Requirements — Scan the data. Collect each line that contains the word "name".
***
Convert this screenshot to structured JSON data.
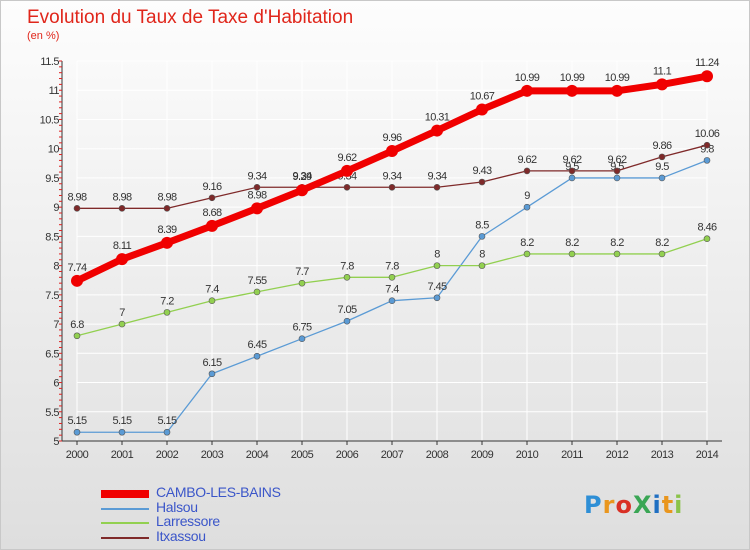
{
  "title": "Evolution du Taux de Taxe d'Habitation",
  "unit_label": "(en %)",
  "logo_text": "ProXiti",
  "chart_data": {
    "type": "line",
    "x": [
      2000,
      2001,
      2002,
      2003,
      2004,
      2005,
      2006,
      2007,
      2008,
      2009,
      2010,
      2011,
      2012,
      2013,
      2014
    ],
    "xlim": [
      2000,
      2014
    ],
    "ylim": [
      5,
      11.5
    ],
    "y_ticks": [
      "5",
      "5.5",
      "6",
      "6.5",
      "7",
      "7.5",
      "8",
      "8.5",
      "9",
      "9.5",
      "10",
      "10.5",
      "11",
      "11.5"
    ],
    "grid": true,
    "legend_position": "bottom-left",
    "series": [
      {
        "name": "CAMBO-LES-BAINS",
        "color": "#f00000",
        "values": [
          7.74,
          8.11,
          8.39,
          8.68,
          8.98,
          9.29,
          9.62,
          9.96,
          10.31,
          10.67,
          10.99,
          10.99,
          10.99,
          11.1,
          11.24
        ],
        "labels": [
          "7.74",
          "8.11",
          "8.39",
          "8.68",
          "8.98",
          "9.29",
          "9.62",
          "9.96",
          "10.31",
          "10.67",
          "10.99",
          "10.99",
          "10.99",
          "11.1",
          "11.24"
        ]
      },
      {
        "name": "Halsou",
        "color": "#5b9bd5",
        "values": [
          5.15,
          5.15,
          5.15,
          6.15,
          6.45,
          6.75,
          7.05,
          7.4,
          7.45,
          8.5,
          9,
          9.5,
          9.5,
          9.5,
          9.8
        ],
        "labels": [
          "5.15",
          "5.15",
          "5.15",
          "6.15",
          "6.45",
          "6.75",
          "7.05",
          "7.4",
          "7.45",
          "8.5",
          "9",
          "9.5",
          "9.5",
          "9.5",
          "9.8"
        ]
      },
      {
        "name": "Larressore",
        "color": "#92d050",
        "values": [
          6.8,
          7,
          7.2,
          7.4,
          7.55,
          7.7,
          7.8,
          7.8,
          8,
          8,
          8.2,
          8.2,
          8.2,
          8.2,
          8.46
        ],
        "labels": [
          "6.8",
          "7",
          "7.2",
          "7.4",
          "7.55",
          "7.7",
          "7.8",
          "7.8",
          "8",
          "8",
          "8.2",
          "8.2",
          "8.2",
          "8.2",
          "8.46"
        ]
      },
      {
        "name": "Itxassou",
        "color": "#7f2a2a",
        "values": [
          8.98,
          8.98,
          8.98,
          9.16,
          9.34,
          9.34,
          9.34,
          9.34,
          9.34,
          9.43,
          9.62,
          9.62,
          9.62,
          9.86,
          10.06
        ],
        "labels": [
          "8.98",
          "8.98",
          "8.98",
          "9.16",
          "9.34",
          "9.34",
          "9.34",
          "9.34",
          "9.34",
          "9.43",
          "9.62",
          "9.62",
          "9.62",
          "9.86",
          "10.06"
        ]
      }
    ]
  }
}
***
Solution to this exercise —
        "name": "CAMBO-LES-BAINS",
        "name": "Halsou",
        "name": "Larressore",
        "name": "Itxassou",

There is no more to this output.